[Records from a collection]
○ ○ ○ ○ ○ ○ ○
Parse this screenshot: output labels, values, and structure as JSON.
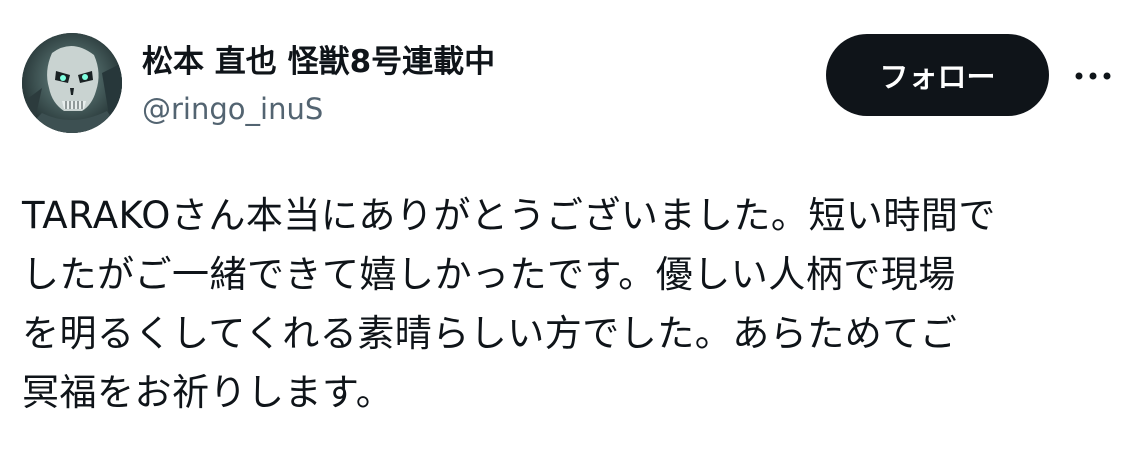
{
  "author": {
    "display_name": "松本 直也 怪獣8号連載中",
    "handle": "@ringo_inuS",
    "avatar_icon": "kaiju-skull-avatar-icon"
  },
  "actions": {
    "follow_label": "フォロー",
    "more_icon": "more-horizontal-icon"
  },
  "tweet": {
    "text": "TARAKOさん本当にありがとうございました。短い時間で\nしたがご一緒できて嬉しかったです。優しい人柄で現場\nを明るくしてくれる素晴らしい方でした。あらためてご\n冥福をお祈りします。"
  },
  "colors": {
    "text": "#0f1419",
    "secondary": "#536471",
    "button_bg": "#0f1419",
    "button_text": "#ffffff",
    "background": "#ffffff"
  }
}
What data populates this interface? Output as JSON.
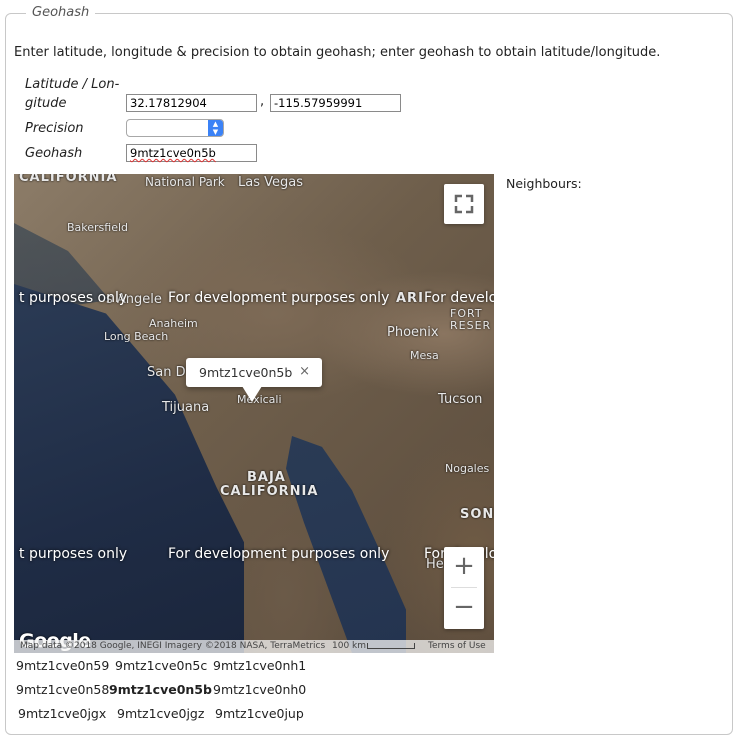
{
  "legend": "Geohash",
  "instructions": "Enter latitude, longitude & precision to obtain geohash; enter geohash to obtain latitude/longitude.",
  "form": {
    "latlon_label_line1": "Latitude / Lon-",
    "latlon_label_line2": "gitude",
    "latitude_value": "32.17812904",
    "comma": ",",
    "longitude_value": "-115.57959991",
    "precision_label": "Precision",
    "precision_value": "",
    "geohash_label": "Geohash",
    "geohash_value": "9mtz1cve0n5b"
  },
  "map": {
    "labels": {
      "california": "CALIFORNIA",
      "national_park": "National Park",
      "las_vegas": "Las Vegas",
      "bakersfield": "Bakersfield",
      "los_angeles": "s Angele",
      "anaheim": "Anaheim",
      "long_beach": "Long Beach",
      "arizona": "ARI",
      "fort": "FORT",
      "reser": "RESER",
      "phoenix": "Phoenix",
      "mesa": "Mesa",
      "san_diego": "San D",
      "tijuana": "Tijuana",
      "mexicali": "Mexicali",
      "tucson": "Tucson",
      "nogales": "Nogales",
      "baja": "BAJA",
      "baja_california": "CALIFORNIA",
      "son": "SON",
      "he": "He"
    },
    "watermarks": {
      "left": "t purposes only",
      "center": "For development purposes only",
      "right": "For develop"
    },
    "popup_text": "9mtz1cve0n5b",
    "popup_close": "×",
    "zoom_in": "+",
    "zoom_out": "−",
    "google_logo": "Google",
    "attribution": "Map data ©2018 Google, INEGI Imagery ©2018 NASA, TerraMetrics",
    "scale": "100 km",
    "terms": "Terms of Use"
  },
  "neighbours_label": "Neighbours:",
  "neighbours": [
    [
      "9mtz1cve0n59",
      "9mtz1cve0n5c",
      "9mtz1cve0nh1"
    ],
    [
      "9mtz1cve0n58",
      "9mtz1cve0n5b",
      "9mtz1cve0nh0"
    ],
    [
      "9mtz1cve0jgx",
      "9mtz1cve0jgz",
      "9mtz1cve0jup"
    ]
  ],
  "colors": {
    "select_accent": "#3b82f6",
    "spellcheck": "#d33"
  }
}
○ ○ ○ ○ ○ ○ ○
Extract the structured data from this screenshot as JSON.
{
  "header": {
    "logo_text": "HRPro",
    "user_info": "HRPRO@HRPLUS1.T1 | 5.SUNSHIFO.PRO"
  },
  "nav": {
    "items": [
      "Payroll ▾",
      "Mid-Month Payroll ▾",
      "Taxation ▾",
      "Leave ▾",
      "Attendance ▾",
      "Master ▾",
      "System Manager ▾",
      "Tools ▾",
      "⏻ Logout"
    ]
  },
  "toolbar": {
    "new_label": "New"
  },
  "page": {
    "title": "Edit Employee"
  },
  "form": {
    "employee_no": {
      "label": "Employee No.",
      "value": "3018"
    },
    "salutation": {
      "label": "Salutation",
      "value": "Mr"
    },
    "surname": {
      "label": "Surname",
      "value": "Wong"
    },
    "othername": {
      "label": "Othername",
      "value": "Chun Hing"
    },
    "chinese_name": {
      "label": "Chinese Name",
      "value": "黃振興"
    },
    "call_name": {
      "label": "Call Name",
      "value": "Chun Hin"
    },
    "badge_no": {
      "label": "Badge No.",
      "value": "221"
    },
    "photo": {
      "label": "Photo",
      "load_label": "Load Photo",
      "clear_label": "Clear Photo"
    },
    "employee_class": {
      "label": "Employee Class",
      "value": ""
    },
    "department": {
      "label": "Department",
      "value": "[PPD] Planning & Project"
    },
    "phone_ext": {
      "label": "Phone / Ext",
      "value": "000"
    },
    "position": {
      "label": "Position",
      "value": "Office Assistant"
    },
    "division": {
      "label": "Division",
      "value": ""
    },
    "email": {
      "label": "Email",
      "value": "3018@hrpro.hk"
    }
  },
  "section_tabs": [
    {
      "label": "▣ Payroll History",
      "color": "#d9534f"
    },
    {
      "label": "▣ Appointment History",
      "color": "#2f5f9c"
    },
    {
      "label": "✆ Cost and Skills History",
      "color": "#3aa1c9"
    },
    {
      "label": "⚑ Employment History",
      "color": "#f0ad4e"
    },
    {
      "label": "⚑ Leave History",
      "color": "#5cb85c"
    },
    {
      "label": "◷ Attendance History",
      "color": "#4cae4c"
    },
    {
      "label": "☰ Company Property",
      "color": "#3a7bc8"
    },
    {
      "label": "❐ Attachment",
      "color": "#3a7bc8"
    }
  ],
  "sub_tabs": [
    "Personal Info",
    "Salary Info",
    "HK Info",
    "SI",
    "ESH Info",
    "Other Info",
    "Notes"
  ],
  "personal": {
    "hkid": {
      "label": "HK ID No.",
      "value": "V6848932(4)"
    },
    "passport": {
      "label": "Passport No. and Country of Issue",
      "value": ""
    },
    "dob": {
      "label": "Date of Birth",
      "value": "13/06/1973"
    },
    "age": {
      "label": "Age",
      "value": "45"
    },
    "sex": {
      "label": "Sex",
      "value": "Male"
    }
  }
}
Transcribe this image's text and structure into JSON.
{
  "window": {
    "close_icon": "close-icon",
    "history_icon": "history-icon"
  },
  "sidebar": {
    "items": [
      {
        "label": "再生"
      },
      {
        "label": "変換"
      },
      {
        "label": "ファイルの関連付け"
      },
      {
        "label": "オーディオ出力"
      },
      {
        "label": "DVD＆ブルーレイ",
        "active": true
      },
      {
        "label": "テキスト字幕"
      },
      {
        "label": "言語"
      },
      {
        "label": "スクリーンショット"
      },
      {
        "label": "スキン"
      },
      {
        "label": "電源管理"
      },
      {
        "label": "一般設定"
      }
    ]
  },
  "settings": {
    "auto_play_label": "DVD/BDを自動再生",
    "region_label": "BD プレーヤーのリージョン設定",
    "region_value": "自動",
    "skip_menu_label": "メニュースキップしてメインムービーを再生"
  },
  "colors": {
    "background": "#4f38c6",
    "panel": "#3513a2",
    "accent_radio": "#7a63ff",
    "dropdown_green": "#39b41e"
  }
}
○ ○ ○ ○ ○ ○ ○
■ **Given request**: Work out how many lines above contain the word "labels". Give only the number.

■ **Output of the exercise**: 2